- [抜粋]
■ ■ ■

アフリカ北西部(現アルジェリア・モロッコ)

 カルタゴより西側、現在のアルジェリア沿岸部からモロッコにかけての地域には、ベルベル人と呼ばれる人々が住んでいました。BC3世紀頃、このベルベル人が築いたのが、ヌミディア王国マウレタニア王国です。

 第2次ポエニ戦争が起こると、ヌミディア内ではローマ側、カルタゴ側それぞれに付く者が出現、結局はローマ側に付いたマシニッサがカルタゴ軍を破ってローマ勝利に貢献し、戦後ヌミディア王となります。

 しかしマシニッサの次の王の時代になると、彼の孫であるユグルタが実権を掌握し、後継者争いが発生します。これにローマも介入し、BC111年ユグルタ戦争が起こりました。激戦の末、ローマはBC105年に何とかユグルタ軍に勝利しましたが、この時ローマに協力したのが、ヌミディアの隣国マウレタニア王国です。ユグルタ戦争後、ヌミディアの支配域は両国によって分割されました。

 

アナトリア地方(現トルコ)

 アレクサンドロス大王の没後、アナトリア高原は後述するセレウコス朝シリア王国の統治下にありましたが、その力は弱く、BC3世紀からペルガモン、ガリティア、ビテュニア、カッパドキア、ポントゥスといった国が次々と自立していきました。

 アナトリア西部のペルガモン王国は、ギリシャとアジアの思想文化に影響を受けた、いわゆるヘレニズム文化の担い手として繁栄。BC2世紀初頭には、王都に大規模な図書館を建造させました。しかし最後の王が国をローマに与えると遺言に書いたため、BC133年ペルガモン王国はローマに併合されてしまいました。

ローマ内部

 ここで、ローマ自身の様子を見てみると、貴族に対する平民の闘いが最終段階を迎えます。BC287年ホルテンシウス法が制定され、平民の議会(平民会)で決められたことが、貴族の議会(元老院)に反対されても法律や制度として認められることとなります。

 しかし今度は貧富の格差が問題となります。ポエニ戦争やマケドニア戦争によって支配地域は拡大し、そこから多くの産物や奴隷がもたらされましたが、支配地から入って来た農作物が安かったこともあり、イタリア半島に住んでいた農民の作ったものが売れなくなります。

■ ■ ■

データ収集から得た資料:
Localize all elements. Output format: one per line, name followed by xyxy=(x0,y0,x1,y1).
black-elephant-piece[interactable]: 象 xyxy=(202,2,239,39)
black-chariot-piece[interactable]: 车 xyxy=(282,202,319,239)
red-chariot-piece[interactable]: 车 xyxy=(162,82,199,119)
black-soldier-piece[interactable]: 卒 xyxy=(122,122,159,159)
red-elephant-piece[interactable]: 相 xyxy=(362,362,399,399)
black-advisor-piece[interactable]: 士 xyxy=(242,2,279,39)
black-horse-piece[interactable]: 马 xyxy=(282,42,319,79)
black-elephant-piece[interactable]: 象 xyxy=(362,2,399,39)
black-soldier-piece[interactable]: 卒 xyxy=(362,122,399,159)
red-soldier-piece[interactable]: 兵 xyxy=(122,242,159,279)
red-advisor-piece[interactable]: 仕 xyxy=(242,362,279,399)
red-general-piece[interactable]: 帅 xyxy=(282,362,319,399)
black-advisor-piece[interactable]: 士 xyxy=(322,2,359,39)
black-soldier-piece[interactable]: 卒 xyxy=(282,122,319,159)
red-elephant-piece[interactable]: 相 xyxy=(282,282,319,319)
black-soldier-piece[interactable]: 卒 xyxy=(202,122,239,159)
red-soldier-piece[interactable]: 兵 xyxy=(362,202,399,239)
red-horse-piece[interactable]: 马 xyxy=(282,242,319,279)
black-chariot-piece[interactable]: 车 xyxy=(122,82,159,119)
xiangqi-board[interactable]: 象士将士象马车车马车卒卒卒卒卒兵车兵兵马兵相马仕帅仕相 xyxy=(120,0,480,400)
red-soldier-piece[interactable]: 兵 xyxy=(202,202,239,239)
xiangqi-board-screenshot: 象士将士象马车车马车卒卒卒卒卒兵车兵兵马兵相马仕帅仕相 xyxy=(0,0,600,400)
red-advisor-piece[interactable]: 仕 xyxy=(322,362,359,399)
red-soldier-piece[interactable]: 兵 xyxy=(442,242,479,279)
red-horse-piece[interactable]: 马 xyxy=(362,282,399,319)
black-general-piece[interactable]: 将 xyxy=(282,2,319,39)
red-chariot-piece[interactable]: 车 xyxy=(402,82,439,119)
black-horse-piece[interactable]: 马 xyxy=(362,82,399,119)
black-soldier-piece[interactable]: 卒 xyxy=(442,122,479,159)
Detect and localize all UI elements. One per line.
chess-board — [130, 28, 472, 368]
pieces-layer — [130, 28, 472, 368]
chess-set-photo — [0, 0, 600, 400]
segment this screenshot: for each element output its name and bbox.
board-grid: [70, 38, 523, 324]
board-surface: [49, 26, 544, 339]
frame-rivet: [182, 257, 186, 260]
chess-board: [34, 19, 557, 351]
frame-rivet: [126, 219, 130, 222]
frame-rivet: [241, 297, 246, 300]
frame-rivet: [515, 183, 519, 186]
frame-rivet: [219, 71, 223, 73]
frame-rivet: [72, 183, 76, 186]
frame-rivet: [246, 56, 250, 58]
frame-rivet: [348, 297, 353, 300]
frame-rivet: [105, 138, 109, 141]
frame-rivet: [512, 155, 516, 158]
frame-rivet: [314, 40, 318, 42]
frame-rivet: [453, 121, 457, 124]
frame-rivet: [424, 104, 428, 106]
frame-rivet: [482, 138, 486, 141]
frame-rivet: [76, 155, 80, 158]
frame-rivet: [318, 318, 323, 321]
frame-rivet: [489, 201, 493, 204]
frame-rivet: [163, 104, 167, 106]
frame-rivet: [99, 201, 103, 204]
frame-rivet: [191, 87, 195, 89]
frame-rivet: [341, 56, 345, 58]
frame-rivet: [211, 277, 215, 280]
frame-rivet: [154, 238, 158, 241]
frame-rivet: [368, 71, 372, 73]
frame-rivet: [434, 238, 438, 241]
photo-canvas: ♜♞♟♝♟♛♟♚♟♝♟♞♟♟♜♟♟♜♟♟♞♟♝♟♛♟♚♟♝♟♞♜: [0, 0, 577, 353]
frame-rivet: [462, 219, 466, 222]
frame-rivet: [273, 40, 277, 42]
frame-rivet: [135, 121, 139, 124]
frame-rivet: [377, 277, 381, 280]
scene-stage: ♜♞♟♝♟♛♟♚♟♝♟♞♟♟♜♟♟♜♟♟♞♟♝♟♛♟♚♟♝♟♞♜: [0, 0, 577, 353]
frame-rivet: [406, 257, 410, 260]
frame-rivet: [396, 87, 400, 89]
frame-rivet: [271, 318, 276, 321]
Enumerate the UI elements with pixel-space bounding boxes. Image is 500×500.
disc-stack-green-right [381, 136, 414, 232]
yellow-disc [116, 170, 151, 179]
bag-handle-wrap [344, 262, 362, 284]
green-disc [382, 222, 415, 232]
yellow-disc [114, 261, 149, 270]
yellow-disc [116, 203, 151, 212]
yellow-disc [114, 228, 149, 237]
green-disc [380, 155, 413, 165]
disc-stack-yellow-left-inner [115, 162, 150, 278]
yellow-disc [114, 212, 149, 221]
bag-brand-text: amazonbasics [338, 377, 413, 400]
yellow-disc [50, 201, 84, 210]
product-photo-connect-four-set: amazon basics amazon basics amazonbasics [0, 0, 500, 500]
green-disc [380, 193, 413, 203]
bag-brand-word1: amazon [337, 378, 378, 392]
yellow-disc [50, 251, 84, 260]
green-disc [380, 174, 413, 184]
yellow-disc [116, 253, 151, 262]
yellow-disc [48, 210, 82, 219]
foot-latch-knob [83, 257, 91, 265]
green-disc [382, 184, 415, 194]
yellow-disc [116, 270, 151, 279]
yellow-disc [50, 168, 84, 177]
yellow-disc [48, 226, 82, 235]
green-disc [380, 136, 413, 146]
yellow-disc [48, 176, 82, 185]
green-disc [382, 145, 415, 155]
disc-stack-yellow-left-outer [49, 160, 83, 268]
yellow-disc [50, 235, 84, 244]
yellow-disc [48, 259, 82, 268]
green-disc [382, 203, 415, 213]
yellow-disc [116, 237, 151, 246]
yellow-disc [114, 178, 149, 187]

■ ■ ■

- [課題]
(a) 抜粋のうち、「しかしマシニッサの次の王の時」から「両国によって分割されました。」までをすべて、そのまま返してください。
(b) 抜粋によると、ペルガモン王国がローマに併合されたのは何年か。

- [想定解答]
(a)
しかしマシニッサの次の王の時代になると、彼の孫であるユグルタが実権を掌握し、後継者争いが発生します。これにローマも介入し、BC111年ユグルタ戦争が起こりました。激戦の末、ローマはBC105年に何とかユグルタ軍に勝利しましたが、この時ローマに協力したのが、ヌミディアの隣国マウレタニア王国です。ユグルタ戦争後、ヌミディアの支配域は両国によって分割されました。

(b) BC133年